> Brief:
Within the listing below, locate all lines containing the word "Bureau". Copy each one.

> Source records:
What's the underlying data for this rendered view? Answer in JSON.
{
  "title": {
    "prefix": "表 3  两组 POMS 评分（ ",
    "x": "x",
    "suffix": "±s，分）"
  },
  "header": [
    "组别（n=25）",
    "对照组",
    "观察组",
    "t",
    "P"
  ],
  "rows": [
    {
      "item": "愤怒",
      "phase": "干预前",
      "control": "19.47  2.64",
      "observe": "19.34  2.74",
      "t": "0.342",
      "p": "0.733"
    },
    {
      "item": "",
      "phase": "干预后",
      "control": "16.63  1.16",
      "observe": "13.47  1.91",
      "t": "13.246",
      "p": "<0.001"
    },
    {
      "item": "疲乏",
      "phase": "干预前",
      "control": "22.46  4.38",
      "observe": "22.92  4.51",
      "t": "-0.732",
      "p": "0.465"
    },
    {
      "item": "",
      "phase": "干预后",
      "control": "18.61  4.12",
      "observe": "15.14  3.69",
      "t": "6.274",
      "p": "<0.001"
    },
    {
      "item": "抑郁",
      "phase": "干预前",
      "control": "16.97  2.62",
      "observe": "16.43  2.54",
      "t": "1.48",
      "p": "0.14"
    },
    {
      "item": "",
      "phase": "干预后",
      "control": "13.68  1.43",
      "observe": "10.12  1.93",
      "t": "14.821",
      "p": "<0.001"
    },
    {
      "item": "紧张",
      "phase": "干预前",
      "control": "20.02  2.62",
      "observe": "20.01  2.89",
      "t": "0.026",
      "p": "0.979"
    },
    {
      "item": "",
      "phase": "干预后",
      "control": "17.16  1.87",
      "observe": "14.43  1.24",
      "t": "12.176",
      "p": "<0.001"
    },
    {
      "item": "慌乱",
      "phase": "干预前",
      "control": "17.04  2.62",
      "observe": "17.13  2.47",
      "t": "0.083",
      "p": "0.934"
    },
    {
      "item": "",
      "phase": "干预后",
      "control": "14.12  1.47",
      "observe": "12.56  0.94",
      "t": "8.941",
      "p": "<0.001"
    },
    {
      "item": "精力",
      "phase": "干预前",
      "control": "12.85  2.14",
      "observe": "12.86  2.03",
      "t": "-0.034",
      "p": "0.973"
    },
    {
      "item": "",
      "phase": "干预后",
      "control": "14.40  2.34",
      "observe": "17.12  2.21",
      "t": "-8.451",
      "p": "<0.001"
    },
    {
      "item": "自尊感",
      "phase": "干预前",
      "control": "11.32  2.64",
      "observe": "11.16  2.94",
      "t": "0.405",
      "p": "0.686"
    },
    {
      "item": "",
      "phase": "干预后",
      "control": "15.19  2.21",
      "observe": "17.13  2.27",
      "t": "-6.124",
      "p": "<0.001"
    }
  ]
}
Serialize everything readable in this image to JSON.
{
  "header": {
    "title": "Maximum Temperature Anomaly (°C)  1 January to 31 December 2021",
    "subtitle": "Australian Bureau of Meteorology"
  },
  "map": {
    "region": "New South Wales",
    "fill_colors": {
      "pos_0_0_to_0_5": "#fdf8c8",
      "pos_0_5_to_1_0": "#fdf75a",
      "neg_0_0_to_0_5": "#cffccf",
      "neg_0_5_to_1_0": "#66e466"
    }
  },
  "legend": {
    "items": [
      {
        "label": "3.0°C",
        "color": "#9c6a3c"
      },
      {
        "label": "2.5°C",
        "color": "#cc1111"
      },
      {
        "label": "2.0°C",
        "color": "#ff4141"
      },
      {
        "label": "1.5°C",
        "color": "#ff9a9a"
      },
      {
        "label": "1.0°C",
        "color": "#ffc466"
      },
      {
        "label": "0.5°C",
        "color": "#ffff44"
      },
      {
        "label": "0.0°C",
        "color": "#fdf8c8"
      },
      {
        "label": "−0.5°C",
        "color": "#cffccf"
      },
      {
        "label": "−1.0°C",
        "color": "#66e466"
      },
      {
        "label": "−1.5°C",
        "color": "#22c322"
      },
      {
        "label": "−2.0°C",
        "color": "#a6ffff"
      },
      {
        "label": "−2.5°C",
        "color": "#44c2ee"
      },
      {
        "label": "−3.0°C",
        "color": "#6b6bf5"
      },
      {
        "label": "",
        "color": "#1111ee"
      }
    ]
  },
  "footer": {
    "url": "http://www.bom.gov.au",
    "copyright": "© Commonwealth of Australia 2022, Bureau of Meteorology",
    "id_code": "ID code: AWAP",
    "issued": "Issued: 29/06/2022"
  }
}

> Answer to the task:
    "subtitle": "Australian Bureau of Meteorology"
    "copyright": "© Commonwealth of Australia 2022, Bureau of Meteorology",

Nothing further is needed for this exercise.